● **Task statement**
Go through the entries below and copy each line containing the word "energy".

Excerpt from a dataset

◆ ◆ ◆ ◆

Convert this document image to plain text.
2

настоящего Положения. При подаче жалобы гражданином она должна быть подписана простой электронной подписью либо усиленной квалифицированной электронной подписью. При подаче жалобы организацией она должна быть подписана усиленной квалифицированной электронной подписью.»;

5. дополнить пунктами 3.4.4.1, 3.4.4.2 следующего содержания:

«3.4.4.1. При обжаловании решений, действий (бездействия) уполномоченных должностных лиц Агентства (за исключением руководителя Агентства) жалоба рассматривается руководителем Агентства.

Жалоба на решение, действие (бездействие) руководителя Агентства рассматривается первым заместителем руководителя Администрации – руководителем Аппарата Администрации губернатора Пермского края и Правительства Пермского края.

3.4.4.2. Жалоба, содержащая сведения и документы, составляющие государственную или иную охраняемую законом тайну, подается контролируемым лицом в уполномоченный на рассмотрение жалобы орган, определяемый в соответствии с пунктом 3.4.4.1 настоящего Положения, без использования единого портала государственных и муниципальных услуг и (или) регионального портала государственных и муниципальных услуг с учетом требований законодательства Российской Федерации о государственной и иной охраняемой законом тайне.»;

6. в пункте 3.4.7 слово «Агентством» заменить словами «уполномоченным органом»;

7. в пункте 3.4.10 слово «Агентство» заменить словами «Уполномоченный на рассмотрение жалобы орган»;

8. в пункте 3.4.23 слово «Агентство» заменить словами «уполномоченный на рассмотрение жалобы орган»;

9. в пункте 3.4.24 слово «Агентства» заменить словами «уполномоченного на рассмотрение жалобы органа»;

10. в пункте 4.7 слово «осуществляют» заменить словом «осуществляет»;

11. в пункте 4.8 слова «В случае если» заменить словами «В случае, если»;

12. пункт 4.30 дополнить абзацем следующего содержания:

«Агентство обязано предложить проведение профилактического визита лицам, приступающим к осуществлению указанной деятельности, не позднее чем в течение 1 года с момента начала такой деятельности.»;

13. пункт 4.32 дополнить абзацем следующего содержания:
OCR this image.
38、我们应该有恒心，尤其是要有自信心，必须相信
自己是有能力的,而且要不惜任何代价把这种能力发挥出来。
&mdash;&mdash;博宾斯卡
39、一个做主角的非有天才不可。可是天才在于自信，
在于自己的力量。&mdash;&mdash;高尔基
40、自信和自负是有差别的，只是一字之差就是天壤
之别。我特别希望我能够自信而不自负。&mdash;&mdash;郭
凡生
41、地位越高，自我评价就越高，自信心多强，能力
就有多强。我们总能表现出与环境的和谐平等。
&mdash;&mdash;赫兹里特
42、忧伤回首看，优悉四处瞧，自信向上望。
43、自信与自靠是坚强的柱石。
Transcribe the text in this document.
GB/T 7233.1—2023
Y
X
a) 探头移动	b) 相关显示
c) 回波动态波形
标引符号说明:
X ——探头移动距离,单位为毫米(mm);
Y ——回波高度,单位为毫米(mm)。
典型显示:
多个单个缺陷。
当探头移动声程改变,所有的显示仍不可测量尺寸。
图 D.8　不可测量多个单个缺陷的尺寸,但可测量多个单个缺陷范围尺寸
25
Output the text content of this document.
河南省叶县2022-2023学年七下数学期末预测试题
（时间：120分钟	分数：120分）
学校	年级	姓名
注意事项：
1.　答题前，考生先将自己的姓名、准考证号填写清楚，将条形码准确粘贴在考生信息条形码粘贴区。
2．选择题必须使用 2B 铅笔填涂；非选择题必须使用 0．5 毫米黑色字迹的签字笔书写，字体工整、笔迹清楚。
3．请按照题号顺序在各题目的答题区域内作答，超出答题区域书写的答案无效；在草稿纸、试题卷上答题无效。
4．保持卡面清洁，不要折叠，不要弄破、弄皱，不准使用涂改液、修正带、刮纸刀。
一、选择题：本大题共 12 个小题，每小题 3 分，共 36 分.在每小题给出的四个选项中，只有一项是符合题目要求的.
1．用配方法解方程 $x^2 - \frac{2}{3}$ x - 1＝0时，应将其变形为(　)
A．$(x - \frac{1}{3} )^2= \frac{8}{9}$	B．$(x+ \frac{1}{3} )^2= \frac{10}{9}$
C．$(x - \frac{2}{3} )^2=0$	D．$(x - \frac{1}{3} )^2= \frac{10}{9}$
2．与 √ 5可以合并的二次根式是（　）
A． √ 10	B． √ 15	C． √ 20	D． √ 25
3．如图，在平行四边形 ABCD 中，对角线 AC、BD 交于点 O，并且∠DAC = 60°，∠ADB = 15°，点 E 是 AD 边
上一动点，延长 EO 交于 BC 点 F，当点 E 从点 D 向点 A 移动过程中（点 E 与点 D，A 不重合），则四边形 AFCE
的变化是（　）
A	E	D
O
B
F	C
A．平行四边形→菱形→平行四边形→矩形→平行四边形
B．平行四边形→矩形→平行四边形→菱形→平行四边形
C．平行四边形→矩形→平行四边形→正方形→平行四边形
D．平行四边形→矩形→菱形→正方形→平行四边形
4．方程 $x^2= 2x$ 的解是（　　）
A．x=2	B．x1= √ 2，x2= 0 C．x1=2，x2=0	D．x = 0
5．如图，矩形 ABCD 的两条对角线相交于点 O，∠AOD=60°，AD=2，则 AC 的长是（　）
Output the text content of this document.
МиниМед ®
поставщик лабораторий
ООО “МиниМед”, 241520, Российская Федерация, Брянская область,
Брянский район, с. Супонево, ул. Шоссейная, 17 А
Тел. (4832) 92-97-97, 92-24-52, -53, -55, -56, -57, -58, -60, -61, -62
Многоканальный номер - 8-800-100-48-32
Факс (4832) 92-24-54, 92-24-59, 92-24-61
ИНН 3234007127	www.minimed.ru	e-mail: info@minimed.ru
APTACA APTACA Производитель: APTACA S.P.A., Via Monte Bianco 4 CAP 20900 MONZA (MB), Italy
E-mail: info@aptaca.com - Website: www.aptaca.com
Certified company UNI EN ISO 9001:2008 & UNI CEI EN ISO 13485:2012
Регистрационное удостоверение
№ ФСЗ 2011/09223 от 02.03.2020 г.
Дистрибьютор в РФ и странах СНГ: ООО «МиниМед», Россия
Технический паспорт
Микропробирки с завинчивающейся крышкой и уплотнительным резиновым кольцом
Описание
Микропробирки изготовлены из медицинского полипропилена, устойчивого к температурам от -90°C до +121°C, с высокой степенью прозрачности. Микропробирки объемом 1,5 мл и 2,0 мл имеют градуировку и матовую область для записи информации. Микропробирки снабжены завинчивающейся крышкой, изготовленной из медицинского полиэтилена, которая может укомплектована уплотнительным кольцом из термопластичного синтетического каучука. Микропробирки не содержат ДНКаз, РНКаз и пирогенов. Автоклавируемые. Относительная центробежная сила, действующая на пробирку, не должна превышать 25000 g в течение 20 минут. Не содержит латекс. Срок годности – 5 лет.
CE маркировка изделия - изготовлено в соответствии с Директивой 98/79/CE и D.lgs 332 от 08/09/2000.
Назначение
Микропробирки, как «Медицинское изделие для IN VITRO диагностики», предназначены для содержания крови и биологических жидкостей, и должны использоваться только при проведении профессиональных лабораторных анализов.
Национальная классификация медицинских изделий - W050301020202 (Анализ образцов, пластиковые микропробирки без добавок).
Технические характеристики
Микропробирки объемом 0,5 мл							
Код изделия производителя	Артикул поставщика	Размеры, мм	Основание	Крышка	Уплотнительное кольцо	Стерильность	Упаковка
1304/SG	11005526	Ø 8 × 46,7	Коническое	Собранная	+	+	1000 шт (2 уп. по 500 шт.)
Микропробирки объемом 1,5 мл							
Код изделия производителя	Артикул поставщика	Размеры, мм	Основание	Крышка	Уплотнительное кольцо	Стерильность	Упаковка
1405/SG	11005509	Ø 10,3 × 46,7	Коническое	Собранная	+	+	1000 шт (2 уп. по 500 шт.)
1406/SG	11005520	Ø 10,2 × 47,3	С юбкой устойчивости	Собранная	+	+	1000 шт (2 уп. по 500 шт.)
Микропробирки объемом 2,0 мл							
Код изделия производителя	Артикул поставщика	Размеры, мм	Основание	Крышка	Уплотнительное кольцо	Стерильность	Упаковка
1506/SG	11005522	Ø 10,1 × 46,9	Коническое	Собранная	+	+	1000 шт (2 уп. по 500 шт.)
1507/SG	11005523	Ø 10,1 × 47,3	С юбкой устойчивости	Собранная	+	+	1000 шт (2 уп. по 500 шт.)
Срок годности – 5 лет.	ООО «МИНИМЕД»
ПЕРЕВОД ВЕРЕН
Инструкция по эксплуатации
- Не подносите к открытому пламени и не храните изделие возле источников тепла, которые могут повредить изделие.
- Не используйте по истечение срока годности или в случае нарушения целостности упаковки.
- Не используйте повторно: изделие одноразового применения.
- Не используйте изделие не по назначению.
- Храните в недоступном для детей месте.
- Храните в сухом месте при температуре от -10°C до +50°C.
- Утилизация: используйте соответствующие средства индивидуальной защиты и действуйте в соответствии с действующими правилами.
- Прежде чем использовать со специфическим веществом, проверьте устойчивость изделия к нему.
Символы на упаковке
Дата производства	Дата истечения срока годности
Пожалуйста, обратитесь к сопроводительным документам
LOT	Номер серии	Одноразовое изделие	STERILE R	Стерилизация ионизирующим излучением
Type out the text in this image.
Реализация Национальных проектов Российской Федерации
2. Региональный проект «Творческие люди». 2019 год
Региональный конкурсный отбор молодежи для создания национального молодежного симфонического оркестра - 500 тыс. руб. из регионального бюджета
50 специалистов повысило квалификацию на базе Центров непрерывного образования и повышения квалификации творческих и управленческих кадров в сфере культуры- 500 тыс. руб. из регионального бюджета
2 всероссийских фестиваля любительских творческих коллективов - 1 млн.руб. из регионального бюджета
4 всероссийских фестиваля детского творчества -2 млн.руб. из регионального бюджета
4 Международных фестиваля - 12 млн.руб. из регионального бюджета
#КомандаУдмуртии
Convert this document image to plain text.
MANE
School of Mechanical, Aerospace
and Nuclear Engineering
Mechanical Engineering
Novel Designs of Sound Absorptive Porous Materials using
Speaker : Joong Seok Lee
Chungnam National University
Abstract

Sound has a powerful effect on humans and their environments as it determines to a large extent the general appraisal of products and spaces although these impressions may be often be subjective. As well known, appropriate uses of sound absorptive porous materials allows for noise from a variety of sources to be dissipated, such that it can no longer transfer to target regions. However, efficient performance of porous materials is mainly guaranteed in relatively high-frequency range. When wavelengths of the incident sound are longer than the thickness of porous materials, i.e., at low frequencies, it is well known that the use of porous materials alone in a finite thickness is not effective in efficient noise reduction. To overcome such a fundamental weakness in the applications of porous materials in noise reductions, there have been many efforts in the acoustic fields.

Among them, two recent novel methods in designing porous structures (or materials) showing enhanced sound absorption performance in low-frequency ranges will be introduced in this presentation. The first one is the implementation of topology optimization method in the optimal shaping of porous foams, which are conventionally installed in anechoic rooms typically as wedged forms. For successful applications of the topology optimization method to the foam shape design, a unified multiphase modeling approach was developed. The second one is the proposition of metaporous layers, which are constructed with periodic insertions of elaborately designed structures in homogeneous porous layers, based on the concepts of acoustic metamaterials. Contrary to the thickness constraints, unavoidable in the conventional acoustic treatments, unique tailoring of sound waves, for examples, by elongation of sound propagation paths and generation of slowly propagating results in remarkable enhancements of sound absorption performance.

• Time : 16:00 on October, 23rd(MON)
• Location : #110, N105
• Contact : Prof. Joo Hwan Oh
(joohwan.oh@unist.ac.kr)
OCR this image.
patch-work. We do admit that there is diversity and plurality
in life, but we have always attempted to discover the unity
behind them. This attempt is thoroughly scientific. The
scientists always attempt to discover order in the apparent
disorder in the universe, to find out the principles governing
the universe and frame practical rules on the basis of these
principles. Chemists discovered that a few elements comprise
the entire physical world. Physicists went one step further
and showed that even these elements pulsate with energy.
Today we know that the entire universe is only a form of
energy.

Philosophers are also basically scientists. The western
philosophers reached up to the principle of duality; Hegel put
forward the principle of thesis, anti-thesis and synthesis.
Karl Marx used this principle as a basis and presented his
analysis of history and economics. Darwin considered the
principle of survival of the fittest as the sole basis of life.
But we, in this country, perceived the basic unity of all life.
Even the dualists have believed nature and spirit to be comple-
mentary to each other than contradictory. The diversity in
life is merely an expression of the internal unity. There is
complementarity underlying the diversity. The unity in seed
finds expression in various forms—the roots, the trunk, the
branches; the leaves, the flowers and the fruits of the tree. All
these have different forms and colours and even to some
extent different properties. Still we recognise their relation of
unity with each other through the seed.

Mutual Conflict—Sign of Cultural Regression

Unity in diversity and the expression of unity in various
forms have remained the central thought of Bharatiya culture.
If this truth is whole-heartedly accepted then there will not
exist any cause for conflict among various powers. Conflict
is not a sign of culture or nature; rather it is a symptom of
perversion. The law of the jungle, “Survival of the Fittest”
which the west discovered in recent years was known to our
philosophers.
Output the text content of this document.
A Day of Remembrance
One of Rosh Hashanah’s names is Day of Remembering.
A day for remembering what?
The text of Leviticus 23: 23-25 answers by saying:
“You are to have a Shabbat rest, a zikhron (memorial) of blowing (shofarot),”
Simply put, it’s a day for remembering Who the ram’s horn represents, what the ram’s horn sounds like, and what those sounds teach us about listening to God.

◆ ◆ ◆ ◆

● **The completed task**
and showed that even these elements pulsate with energy.
energy.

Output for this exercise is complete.